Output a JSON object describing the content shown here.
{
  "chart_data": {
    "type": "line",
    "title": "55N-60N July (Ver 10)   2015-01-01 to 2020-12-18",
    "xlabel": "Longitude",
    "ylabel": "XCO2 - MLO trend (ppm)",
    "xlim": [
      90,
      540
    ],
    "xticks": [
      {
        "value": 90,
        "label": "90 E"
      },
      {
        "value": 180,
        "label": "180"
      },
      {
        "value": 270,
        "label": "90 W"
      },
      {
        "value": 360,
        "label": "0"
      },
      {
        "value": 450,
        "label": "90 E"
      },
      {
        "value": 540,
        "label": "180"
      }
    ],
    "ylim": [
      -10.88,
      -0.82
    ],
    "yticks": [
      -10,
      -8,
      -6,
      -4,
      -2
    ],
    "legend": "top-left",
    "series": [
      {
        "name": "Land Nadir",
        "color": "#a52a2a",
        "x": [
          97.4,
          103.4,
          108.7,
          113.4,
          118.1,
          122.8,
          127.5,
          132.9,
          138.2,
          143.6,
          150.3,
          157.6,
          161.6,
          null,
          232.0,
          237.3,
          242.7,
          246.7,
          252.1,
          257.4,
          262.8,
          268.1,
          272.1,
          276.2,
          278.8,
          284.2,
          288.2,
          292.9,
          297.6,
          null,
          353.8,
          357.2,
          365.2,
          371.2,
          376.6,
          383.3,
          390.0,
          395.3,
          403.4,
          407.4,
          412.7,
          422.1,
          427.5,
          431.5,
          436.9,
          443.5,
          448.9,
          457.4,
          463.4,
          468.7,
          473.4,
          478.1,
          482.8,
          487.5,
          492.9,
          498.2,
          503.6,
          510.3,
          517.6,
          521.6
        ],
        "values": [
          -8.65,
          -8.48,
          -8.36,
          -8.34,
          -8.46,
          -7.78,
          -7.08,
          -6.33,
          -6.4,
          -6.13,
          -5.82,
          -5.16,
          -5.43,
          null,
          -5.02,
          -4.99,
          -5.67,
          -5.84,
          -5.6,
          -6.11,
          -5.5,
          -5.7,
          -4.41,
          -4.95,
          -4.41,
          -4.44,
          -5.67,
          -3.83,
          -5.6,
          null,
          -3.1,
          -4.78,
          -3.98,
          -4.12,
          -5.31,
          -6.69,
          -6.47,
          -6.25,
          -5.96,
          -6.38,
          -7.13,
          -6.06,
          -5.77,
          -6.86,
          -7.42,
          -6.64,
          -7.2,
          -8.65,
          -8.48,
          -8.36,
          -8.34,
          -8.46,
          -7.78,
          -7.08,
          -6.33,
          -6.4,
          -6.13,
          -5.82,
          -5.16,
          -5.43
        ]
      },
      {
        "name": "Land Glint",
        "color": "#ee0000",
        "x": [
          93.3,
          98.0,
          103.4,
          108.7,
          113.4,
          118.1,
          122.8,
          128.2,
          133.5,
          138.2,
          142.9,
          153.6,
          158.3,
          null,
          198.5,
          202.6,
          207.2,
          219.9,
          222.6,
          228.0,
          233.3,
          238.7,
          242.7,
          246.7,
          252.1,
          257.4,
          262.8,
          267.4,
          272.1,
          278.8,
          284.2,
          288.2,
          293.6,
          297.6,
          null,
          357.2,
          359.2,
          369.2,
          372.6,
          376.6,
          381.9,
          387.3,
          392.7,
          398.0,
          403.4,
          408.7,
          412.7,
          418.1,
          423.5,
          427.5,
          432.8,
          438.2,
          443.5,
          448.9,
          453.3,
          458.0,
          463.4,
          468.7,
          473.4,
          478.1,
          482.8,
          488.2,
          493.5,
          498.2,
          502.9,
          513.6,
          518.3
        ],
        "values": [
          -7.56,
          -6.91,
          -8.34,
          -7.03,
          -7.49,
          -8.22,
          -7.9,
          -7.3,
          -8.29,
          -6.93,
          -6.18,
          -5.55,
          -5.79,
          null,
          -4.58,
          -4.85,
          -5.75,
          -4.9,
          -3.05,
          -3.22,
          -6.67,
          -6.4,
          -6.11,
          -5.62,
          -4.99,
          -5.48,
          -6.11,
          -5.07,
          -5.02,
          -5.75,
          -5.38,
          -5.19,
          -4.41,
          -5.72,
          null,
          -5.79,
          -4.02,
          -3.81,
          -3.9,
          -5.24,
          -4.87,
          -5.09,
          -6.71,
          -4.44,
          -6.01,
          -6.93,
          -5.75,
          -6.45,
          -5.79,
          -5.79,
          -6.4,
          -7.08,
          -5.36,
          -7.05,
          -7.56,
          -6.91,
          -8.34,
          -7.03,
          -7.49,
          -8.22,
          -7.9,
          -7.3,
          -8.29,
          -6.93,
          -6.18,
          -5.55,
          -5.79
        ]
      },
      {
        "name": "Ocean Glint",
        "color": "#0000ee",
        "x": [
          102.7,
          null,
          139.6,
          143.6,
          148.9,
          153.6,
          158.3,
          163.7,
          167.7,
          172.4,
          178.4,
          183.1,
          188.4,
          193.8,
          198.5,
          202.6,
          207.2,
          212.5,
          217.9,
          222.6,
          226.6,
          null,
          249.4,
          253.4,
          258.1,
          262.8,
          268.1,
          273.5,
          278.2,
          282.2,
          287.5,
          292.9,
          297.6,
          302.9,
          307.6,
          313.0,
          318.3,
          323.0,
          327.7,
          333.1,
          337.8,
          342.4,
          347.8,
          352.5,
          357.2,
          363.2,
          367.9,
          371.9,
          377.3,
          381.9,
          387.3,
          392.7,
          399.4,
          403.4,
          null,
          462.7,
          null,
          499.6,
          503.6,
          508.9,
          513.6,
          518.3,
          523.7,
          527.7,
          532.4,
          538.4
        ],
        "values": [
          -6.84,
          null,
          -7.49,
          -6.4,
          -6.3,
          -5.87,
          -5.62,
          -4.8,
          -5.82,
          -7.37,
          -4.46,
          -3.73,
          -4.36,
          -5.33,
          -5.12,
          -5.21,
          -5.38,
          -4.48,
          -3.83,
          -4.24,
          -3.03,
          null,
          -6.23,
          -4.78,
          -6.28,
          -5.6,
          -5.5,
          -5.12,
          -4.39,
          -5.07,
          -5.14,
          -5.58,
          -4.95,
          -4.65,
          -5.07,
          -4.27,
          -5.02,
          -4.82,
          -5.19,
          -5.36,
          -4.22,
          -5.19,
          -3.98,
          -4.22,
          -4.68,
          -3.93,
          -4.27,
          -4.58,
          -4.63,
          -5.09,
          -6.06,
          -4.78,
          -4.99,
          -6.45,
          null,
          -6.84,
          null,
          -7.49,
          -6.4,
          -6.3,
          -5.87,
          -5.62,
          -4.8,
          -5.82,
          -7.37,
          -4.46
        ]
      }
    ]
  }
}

━━━━━━━━━━━━━━━━━━━━━━━━━━━━━━

Pick out the lines that have the word "color". Copy them all.

## FINAL ANSWER:
        "color": "#a52a2a",
        "color": "#ee0000",
        "color": "#0000ee",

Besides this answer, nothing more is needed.